● AIM OF THE EXERCISE: Read the entries below and pull out each line with the string "Název".

## Begin

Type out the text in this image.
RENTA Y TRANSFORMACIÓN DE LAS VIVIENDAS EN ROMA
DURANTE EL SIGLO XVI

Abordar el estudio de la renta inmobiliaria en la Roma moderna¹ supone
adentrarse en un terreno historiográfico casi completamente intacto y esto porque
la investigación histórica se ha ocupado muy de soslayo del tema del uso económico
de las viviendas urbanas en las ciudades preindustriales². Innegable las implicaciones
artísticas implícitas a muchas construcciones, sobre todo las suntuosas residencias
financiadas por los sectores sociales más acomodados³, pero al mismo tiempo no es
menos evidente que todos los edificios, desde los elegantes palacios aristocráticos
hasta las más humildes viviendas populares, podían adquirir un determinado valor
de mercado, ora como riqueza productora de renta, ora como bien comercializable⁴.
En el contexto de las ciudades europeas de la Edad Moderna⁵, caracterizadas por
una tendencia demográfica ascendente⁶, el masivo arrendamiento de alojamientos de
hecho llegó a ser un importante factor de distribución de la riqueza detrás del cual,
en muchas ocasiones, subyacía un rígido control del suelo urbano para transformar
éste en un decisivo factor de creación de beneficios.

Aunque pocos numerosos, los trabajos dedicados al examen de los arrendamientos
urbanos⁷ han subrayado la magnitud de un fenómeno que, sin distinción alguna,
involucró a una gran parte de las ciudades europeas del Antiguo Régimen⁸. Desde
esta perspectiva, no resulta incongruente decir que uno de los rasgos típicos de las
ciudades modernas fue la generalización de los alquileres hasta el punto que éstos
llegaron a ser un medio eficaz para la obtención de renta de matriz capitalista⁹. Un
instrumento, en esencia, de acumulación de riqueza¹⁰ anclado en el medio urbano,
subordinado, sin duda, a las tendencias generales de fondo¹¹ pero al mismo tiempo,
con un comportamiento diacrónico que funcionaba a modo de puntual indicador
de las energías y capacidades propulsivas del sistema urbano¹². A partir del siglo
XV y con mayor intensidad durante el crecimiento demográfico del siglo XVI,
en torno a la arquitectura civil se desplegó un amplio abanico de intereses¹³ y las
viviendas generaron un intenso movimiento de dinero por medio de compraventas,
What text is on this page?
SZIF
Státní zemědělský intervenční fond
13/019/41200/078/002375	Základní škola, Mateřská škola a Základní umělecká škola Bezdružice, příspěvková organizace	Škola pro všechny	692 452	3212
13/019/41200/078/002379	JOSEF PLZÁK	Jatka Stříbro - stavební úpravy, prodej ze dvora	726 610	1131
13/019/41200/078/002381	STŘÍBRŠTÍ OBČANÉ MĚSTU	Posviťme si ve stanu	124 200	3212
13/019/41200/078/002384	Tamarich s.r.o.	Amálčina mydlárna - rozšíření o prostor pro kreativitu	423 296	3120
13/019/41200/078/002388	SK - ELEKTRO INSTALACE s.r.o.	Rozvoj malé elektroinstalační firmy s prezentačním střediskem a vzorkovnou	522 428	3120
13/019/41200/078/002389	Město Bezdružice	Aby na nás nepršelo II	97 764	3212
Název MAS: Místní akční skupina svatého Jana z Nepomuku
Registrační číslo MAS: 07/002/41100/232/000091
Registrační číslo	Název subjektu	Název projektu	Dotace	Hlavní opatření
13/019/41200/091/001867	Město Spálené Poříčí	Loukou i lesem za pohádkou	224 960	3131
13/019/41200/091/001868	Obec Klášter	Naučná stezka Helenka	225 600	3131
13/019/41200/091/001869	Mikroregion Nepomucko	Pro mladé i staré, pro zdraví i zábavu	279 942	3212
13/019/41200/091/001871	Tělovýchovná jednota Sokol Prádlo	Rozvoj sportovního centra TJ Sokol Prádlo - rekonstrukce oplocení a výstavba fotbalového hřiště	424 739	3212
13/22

## End

● RESPONSE FOR THIS EXERCISE:
Název MAS: Místní akční skupina svatého Jana z Nepomuku
Registrační číslo	Název subjektu	Název projektu	Dotace	Hlavní opatření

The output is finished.